Records from a dataset.
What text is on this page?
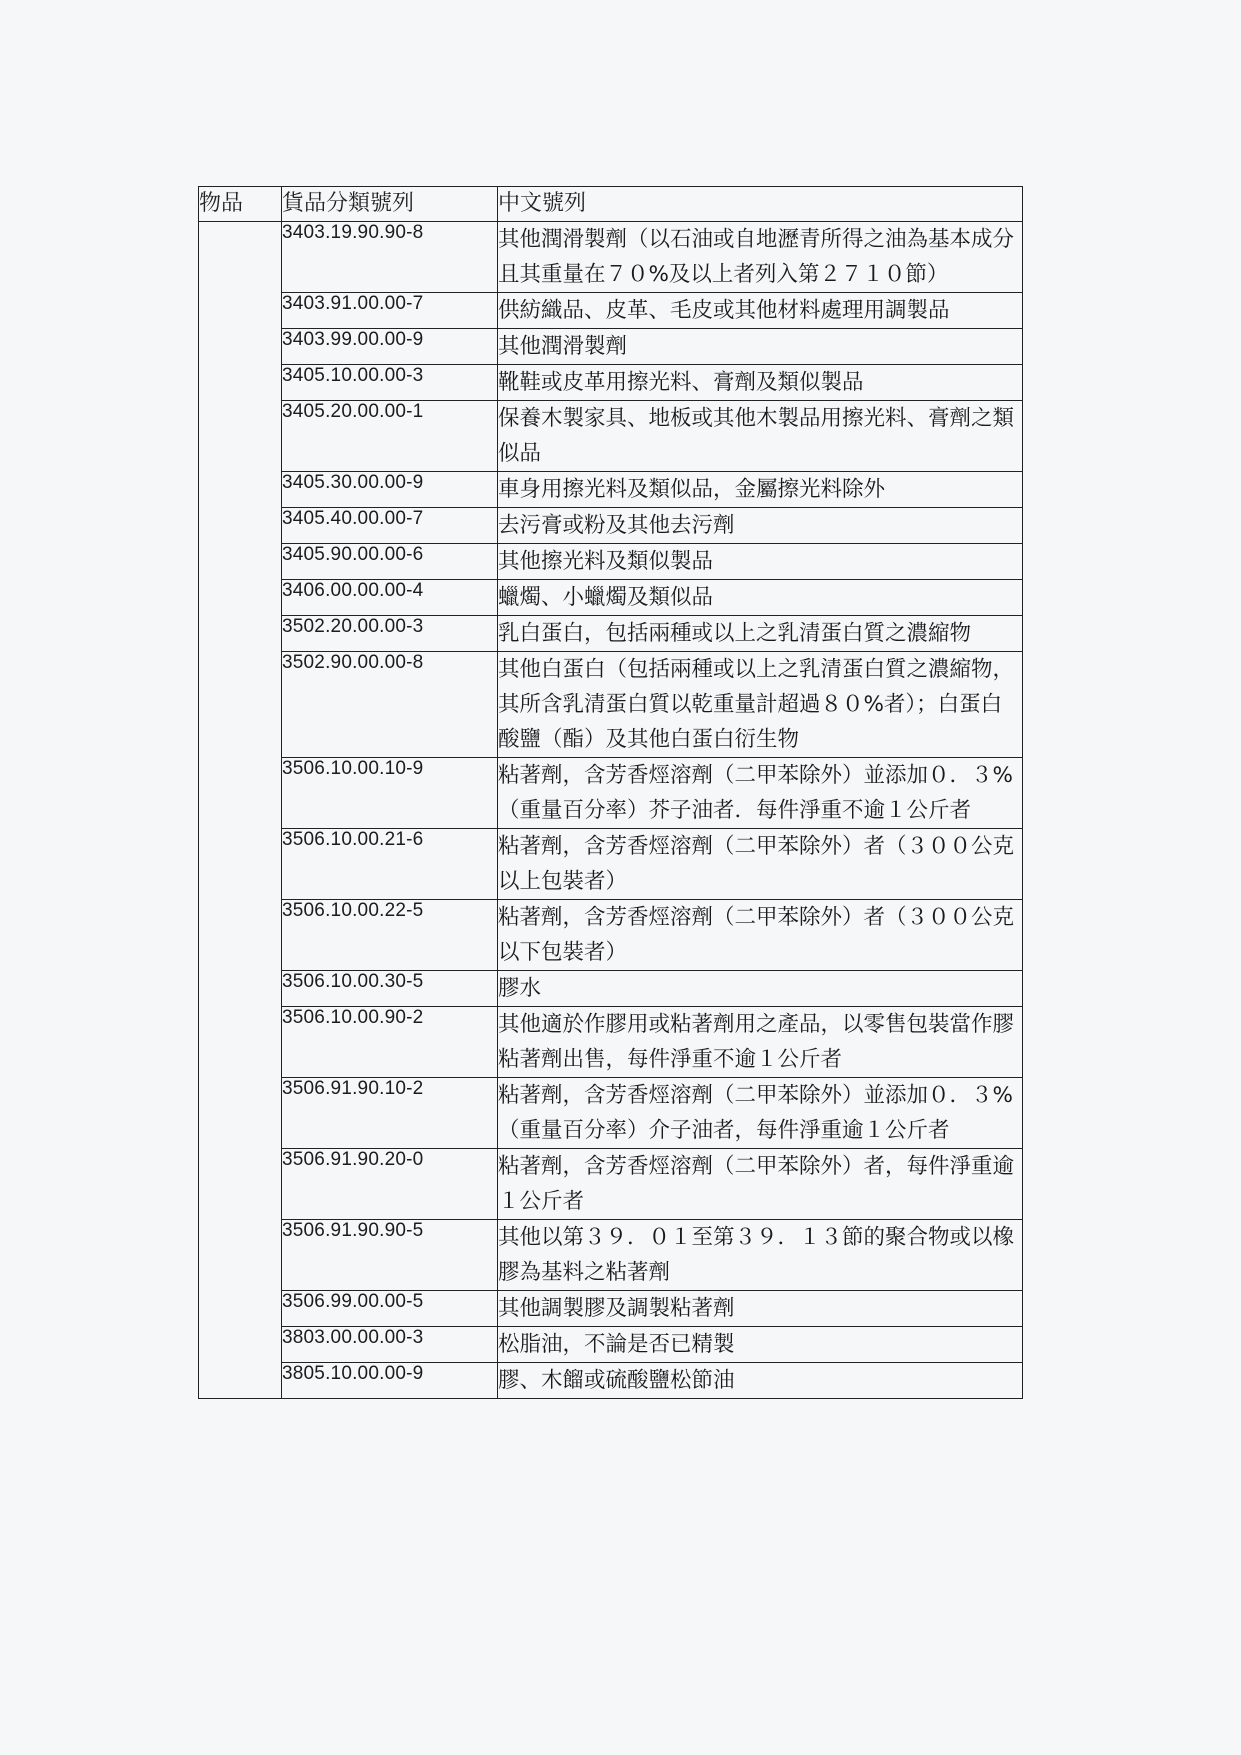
物品	貨品分類號列	中文號列
	3403.19.90.90-8	其他潤滑製劑（以石油或自地瀝青所得之油為基本成分且其重量在７０%及以上者列入第２７１０節）
	3403.91.00.00-7	供紡織品、皮革、毛皮或其他材料處理用調製品
	3403.99.00.00-9	其他潤滑製劑
	3405.10.00.00-3	靴鞋或皮革用擦光料、膏劑及類似製品
	3405.20.00.00-1	保養木製家具、地板或其他木製品用擦光料、膏劑之類似品
	3405.30.00.00-9	車身用擦光料及類似品，金屬擦光料除外
	3405.40.00.00-7	去污膏或粉及其他去污劑
	3405.90.00.00-6	其他擦光料及類似製品
	3406.00.00.00-4	蠟燭、小蠟燭及類似品
	3502.20.00.00-3	乳白蛋白，包括兩種或以上之乳清蛋白質之濃縮物
	3502.90.00.00-8	其他白蛋白（包括兩種或以上之乳清蛋白質之濃縮物，其所含乳清蛋白質以乾重量計超過８０%者）；白蛋白酸鹽（酯）及其他白蛋白衍生物
	3506.10.00.10-9	粘著劑，含芳香烴溶劑（二甲苯除外）並添加０．３%（重量百分率）芥子油者．每件淨重不逾１公斤者
	3506.10.00.21-6	粘著劑，含芳香烴溶劑（二甲苯除外）者（３００公克以上包裝者）
	3506.10.00.22-5	粘著劑，含芳香烴溶劑（二甲苯除外）者（３００公克以下包裝者）
	3506.10.00.30-5	膠水
	3506.10.00.90-2	其他適於作膠用或粘著劑用之產品，以零售包裝當作膠粘著劑出售，每件淨重不逾１公斤者
	3506.91.90.10-2	粘著劑，含芳香烴溶劑（二甲苯除外）並添加０．３%（重量百分率）介子油者，每件淨重逾１公斤者
	3506.91.90.20-0	粘著劑，含芳香烴溶劑（二甲苯除外）者，每件淨重逾１公斤者
	3506.91.90.90-5	其他以第３９．０１至第３９．１３節的聚合物或以橡膠為基料之粘著劑
	3506.99.00.00-5	其他調製膠及調製粘著劑
	3803.00.00.00-3	松脂油，不論是否已精製
	3805.10.00.00-9	膠、木餾或硫酸鹽松節油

TASK REQUIREMENTS.
Wherever the word "包括兩種或以上之乳清蛋白質之濃縮物" occurs in a line of the listing, copy that line.

SOLUTION TO THIS PROBLEM.
	3502.20.00.00-3	乳白蛋白，包括兩種或以上之乳清蛋白質之濃縮物
	3502.90.00.00-8	其他白蛋白（包括兩種或以上之乳清蛋白質之濃縮物，其所含乳清蛋白質以乾重量計超過８０%者）；白蛋白酸鹽（酯）及其他白蛋白衍生物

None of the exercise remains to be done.